Exercise
Would you pull out every line of the material that contains the string "spectrum"?

— BEGIN —

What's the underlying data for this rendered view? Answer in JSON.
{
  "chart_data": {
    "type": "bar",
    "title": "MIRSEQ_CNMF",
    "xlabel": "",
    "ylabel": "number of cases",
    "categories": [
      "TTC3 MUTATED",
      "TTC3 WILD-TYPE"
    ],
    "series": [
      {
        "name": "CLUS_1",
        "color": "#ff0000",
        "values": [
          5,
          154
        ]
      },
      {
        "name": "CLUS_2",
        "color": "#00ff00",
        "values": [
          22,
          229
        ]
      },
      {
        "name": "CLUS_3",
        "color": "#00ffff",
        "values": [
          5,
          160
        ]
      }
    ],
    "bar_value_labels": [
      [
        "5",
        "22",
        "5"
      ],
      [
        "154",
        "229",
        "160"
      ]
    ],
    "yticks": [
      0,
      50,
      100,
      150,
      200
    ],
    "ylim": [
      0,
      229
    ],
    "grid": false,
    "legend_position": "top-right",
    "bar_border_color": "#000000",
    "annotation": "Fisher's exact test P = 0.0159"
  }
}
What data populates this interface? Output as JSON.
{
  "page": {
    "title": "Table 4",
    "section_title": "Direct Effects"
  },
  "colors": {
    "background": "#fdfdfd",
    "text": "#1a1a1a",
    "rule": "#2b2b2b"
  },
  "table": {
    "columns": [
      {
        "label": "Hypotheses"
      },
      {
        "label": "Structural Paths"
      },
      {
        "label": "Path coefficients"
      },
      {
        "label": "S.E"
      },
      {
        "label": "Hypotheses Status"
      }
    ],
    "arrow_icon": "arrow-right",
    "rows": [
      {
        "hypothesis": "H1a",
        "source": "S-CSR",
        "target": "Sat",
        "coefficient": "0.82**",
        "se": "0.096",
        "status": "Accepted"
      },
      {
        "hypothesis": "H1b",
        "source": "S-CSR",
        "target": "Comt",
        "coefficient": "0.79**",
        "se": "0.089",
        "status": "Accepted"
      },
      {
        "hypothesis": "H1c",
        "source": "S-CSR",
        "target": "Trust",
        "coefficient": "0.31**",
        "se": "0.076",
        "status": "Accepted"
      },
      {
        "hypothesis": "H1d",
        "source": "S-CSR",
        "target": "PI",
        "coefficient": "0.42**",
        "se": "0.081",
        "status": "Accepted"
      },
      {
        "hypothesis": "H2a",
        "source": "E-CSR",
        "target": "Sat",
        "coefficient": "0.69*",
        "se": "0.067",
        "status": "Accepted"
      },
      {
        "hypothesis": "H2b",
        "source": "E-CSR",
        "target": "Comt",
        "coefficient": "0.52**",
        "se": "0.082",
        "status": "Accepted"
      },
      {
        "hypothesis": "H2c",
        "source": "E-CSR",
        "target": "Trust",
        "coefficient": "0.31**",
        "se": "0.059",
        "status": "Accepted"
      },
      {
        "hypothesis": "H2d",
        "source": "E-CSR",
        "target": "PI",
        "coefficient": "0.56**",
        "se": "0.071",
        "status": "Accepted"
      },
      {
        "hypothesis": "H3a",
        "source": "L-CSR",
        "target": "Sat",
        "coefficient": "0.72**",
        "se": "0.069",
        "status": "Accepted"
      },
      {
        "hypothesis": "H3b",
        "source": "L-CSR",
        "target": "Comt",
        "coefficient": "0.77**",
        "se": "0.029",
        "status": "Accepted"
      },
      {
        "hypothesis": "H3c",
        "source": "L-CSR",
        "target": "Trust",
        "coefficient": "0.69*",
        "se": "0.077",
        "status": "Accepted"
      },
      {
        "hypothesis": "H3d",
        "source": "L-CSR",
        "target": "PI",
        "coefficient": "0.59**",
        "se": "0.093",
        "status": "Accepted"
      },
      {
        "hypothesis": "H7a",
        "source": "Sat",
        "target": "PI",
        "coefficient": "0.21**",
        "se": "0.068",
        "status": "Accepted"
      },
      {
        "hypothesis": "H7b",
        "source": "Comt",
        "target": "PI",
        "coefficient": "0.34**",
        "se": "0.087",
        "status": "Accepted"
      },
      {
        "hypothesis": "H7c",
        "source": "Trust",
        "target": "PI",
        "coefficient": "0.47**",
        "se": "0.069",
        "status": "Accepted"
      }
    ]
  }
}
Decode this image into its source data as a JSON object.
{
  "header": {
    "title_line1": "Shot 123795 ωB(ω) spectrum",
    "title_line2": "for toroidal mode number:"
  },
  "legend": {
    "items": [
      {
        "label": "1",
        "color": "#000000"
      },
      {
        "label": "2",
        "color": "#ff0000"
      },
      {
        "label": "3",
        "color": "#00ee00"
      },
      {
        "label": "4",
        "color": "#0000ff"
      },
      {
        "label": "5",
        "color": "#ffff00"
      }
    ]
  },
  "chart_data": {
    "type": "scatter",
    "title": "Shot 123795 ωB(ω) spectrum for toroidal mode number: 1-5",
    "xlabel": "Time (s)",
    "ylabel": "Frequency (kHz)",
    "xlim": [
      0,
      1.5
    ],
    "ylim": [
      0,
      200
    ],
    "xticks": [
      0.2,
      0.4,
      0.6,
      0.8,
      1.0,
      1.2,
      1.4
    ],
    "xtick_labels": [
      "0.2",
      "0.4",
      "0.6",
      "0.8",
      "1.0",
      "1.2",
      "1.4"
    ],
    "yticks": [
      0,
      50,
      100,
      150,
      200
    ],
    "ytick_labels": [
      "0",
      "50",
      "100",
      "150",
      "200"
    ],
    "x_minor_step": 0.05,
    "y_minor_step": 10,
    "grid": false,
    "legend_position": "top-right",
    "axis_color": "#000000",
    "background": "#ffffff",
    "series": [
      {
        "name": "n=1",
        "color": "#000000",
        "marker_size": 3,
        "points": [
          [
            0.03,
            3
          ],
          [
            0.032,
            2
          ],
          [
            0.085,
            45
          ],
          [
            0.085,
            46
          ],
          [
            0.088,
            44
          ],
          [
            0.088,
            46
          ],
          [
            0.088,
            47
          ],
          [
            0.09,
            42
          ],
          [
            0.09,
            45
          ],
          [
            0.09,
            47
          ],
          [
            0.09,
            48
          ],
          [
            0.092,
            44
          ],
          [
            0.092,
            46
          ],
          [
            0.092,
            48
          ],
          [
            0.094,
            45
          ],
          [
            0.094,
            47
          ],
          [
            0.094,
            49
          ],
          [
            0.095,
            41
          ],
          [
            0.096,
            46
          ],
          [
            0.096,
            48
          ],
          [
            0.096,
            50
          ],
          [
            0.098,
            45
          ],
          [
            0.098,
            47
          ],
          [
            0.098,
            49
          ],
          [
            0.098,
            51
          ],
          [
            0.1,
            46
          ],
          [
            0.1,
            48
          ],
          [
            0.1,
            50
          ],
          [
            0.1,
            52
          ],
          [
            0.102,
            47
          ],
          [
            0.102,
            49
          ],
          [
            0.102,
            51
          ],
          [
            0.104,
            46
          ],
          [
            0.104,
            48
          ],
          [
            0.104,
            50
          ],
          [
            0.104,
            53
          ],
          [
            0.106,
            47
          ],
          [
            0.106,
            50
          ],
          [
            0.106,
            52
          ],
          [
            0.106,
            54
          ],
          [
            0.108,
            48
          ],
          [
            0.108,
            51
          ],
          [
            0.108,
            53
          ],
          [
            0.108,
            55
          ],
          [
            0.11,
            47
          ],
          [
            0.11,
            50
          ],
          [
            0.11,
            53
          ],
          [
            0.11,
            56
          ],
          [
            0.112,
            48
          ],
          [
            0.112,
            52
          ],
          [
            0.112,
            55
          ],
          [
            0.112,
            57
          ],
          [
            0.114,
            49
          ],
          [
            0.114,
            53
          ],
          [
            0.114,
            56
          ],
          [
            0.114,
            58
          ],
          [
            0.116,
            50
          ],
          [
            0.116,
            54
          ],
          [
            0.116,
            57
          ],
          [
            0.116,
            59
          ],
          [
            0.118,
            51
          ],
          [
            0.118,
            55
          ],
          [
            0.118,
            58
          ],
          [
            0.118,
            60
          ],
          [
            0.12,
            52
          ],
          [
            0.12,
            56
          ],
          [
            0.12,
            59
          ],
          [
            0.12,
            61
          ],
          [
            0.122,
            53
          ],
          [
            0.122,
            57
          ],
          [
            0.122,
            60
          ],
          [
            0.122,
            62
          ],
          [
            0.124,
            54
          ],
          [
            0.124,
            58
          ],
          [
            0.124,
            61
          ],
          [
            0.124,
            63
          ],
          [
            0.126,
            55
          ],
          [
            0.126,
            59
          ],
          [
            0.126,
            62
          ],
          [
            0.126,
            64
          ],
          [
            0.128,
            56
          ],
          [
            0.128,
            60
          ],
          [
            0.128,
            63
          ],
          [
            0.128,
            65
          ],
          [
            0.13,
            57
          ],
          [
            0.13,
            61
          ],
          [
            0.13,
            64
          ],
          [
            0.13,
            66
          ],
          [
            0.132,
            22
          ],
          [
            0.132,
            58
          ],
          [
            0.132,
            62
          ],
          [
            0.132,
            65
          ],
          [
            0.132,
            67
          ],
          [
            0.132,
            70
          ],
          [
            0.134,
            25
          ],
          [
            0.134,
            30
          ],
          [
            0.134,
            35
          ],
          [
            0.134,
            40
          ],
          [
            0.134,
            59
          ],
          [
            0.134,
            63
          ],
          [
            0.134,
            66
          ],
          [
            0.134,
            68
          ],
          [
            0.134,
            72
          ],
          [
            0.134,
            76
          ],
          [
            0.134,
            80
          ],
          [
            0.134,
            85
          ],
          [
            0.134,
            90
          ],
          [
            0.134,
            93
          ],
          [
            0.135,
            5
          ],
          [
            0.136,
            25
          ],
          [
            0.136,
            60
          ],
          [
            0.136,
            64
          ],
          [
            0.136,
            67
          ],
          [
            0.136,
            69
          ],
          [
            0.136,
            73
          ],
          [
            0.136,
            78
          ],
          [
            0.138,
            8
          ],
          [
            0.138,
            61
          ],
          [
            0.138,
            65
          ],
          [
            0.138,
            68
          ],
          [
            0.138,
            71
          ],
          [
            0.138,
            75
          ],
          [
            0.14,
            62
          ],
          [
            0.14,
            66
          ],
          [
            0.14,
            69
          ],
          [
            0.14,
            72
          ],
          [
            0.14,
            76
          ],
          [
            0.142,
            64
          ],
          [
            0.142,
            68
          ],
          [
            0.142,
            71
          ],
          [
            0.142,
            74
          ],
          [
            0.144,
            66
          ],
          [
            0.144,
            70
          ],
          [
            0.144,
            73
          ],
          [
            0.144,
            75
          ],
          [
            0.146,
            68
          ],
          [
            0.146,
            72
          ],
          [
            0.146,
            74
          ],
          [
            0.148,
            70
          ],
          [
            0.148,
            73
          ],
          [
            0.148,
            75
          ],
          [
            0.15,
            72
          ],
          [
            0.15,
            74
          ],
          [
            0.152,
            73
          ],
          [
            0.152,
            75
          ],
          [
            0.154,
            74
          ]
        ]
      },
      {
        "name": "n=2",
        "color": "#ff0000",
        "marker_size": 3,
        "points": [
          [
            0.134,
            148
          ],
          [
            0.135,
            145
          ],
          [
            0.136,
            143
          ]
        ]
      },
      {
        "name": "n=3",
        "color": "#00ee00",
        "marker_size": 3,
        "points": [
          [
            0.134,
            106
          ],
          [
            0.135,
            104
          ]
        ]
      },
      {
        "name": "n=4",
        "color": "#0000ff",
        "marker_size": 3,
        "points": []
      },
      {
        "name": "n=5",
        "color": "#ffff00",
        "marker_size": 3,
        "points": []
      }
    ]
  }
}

— END —

Response
    "title_line1": "Shot 123795 ωB(ω) spectrum",
    "title": "Shot 123795 ωB(ω) spectrum for toroidal mode number: 1-5",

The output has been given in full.